[Task to complete]:
Every record should be written out exactly, please.
# # # #
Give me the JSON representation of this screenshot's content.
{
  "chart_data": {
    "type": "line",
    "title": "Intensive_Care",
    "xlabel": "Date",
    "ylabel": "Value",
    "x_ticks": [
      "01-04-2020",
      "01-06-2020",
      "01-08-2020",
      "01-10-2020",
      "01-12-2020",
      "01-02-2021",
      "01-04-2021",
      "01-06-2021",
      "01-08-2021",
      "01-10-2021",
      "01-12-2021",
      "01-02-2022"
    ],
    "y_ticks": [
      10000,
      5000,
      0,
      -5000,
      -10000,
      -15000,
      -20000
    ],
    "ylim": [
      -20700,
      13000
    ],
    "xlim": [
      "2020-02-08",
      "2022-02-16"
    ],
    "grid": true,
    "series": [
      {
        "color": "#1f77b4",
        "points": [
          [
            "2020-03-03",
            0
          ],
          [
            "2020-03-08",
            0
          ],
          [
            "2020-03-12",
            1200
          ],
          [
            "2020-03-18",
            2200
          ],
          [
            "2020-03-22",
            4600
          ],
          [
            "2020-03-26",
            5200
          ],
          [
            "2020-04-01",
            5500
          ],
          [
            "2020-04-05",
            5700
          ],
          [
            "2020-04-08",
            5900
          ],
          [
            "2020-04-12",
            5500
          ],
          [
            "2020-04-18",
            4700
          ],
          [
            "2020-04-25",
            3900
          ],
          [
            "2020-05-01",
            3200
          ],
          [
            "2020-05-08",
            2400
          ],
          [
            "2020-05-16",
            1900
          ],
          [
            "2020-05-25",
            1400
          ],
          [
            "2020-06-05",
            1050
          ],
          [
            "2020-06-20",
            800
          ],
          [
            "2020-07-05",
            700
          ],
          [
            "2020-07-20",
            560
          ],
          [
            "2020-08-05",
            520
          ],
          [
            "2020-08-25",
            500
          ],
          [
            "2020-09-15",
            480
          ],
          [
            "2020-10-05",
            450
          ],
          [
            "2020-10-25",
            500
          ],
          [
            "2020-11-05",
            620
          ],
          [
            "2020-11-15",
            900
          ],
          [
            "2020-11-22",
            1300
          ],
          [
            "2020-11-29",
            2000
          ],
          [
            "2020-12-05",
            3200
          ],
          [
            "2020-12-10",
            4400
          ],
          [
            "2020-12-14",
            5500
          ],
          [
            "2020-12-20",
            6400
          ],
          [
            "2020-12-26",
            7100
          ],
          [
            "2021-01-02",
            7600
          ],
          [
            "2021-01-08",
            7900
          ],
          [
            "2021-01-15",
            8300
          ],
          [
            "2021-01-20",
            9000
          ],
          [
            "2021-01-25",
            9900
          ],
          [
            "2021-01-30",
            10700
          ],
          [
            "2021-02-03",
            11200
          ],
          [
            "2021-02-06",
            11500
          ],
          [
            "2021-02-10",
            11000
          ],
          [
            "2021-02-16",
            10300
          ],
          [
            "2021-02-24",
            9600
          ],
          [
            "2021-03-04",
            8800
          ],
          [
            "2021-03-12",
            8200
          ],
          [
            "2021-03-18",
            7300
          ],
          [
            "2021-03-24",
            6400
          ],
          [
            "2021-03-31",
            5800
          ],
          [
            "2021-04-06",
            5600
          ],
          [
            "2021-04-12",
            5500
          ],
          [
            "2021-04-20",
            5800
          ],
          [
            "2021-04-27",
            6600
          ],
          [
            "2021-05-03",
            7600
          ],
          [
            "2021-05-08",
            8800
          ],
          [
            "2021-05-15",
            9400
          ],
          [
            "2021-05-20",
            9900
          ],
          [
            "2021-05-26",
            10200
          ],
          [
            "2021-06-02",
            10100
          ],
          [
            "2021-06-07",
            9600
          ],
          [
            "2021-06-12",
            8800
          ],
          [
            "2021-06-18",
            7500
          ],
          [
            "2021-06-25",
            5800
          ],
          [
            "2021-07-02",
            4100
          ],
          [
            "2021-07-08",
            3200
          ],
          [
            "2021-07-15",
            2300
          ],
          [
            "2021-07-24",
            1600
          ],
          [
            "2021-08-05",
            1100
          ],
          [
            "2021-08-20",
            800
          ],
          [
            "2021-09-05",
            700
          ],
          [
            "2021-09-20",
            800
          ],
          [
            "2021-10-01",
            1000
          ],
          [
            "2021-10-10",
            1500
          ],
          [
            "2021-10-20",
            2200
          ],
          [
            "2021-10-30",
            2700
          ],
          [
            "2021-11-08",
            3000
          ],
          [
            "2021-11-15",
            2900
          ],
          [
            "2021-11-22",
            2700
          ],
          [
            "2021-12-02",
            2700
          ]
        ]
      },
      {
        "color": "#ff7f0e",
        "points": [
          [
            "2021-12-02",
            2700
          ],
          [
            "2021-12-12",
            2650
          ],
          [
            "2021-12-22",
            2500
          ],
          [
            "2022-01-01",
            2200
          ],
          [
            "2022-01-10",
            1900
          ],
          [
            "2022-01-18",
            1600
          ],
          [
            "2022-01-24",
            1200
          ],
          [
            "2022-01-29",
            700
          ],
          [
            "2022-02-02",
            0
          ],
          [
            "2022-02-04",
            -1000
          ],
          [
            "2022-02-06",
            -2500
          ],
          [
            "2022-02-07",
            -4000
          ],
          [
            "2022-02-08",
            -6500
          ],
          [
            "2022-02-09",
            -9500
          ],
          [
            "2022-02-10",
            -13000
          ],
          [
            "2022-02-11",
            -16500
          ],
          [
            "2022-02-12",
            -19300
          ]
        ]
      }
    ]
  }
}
# # # #
[Solution]:
Give me the JSON representation of this screenshot's content.
{
  "chart_data": {
    "type": "line",
    "title": "Intensive_Care",
    "xlabel": "Date",
    "ylabel": "Value",
    "x_ticks": [
      "01-04-2020",
      "01-06-2020",
      "01-08-2020",
      "01-10-2020",
      "01-12-2020",
      "01-02-2021",
      "01-04-2021",
      "01-06-2021",
      "01-08-2021",
      "01-10-2021",
      "01-12-2021",
      "01-02-2022"
    ],
    "y_ticks": [
      10000,
      5000,
      0,
      -5000,
      -10000,
      -15000,
      -20000
    ],
    "ylim": [
      -20700,
      13000
    ],
    "xlim": [
      "2020-02-08",
      "2022-02-16"
    ],
    "grid": true,
    "series": [
      {
        "color": "#1f77b4",
        "points": [
          [
            "2020-03-03",
            0
          ],
          [
            "2020-03-08",
            0
          ],
          [
            "2020-03-12",
            1200
          ],
          [
            "2020-03-18",
            2200
          ],
          [
            "2020-03-22",
            4600
          ],
          [
            "2020-03-26",
            5200
          ],
          [
            "2020-04-01",
            5500
          ],
          [
            "2020-04-05",
            5700
          ],
          [
            "2020-04-08",
            5900
          ],
          [
            "2020-04-12",
            5500
          ],
          [
            "2020-04-18",
            4700
          ],
          [
            "2020-04-25",
            3900
          ],
          [
            "2020-05-01",
            3200
          ],
          [
            "2020-05-08",
            2400
          ],
          [
            "2020-05-16",
            1900
          ],
          [
            "2020-05-25",
            1400
          ],
          [
            "2020-06-05",
            1050
          ],
          [
            "2020-06-20",
            800
          ],
          [
            "2020-07-05",
            700
          ],
          [
            "2020-07-20",
            560
          ],
          [
            "2020-08-05",
            520
          ],
          [
            "2020-08-25",
            500
          ],
          [
            "2020-09-15",
            480
          ],
          [
            "2020-10-05",
            450
          ],
          [
            "2020-10-25",
            500
          ],
          [
            "2020-11-05",
            620
          ],
          [
            "2020-11-15",
            900
          ],
          [
            "2020-11-22",
            1300
          ],
          [
            "2020-11-29",
            2000
          ],
          [
            "2020-12-05",
            3200
          ],
          [
            "2020-12-10",
            4400
          ],
          [
            "2020-12-14",
            5500
          ],
          [
            "2020-12-20",
            6400
          ],
          [
            "2020-12-26",
            7100
          ],
          [
            "2021-01-02",
            7600
          ],
          [
            "2021-01-08",
            7900
          ],
          [
            "2021-01-15",
            8300
          ],
          [
            "2021-01-20",
            9000
          ],
          [
            "2021-01-25",
            9900
          ],
          [
            "2021-01-30",
            10700
          ],
          [
            "2021-02-03",
            11200
          ],
          [
            "2021-02-06",
            11500
          ],
          [
            "2021-02-10",
            11000
          ],
          [
            "2021-02-16",
            10300
          ],
          [
            "2021-02-24",
            9600
          ],
          [
            "2021-03-04",
            8800
          ],
          [
            "2021-03-12",
            8200
          ],
          [
            "2021-03-18",
            7300
          ],
          [
            "2021-03-24",
            6400
          ],
          [
            "2021-03-31",
            5800
          ],
          [
            "2021-04-06",
            5600
          ],
          [
            "2021-04-12",
            5500
          ],
          [
            "2021-04-20",
            5800
          ],
          [
            "2021-04-27",
            6600
          ],
          [
            "2021-05-03",
            7600
          ],
          [
            "2021-05-08",
            8800
          ],
          [
            "2021-05-15",
            9400
          ],
          [
            "2021-05-20",
            9900
          ],
          [
            "2021-05-26",
            10200
          ],
          [
            "2021-06-02",
            10100
          ],
          [
            "2021-06-07",
            9600
          ],
          [
            "2021-06-12",
            8800
          ],
          [
            "2021-06-18",
            7500
          ],
          [
            "2021-06-25",
            5800
          ],
          [
            "2021-07-02",
            4100
          ],
          [
            "2021-07-08",
            3200
          ],
          [
            "2021-07-15",
            2300
          ],
          [
            "2021-07-24",
            1600
          ],
          [
            "2021-08-05",
            1100
          ],
          [
            "2021-08-20",
            800
          ],
          [
            "2021-09-05",
            700
          ],
          [
            "2021-09-20",
            800
          ],
          [
            "2021-10-01",
            1000
          ],
          [
            "2021-10-10",
            1500
          ],
          [
            "2021-10-20",
            2200
          ],
          [
            "2021-10-30",
            2700
          ],
          [
            "2021-11-08",
            3000
          ],
          [
            "2021-11-15",
            2900
          ],
          [
            "2021-11-22",
            2700
          ],
          [
            "2021-12-02",
            2700
          ]
        ]
      },
      {
        "color": "#ff7f0e",
        "points": [
          [
            "2021-12-02",
            2700
          ],
          [
            "2021-12-12",
            2650
          ],
          [
            "2021-12-22",
            2500
          ],
          [
            "2022-01-01",
            2200
          ],
          [
            "2022-01-10",
            1900
          ],
          [
            "2022-01-18",
            1600
          ],
          [
            "2022-01-24",
            1200
          ],
          [
            "2022-01-29",
            700
          ],
          [
            "2022-02-02",
            0
          ],
          [
            "2022-02-04",
            -1000
          ],
          [
            "2022-02-06",
            -2500
          ],
          [
            "2022-02-07",
            -4000
          ],
          [
            "2022-02-08",
            -6500
          ],
          [
            "2022-02-09",
            -9500
          ],
          [
            "2022-02-10",
            -13000
          ],
          [
            "2022-02-11",
            -16500
          ],
          [
            "2022-02-12",
            -19300
          ]
        ]
      }
    ]
  }
}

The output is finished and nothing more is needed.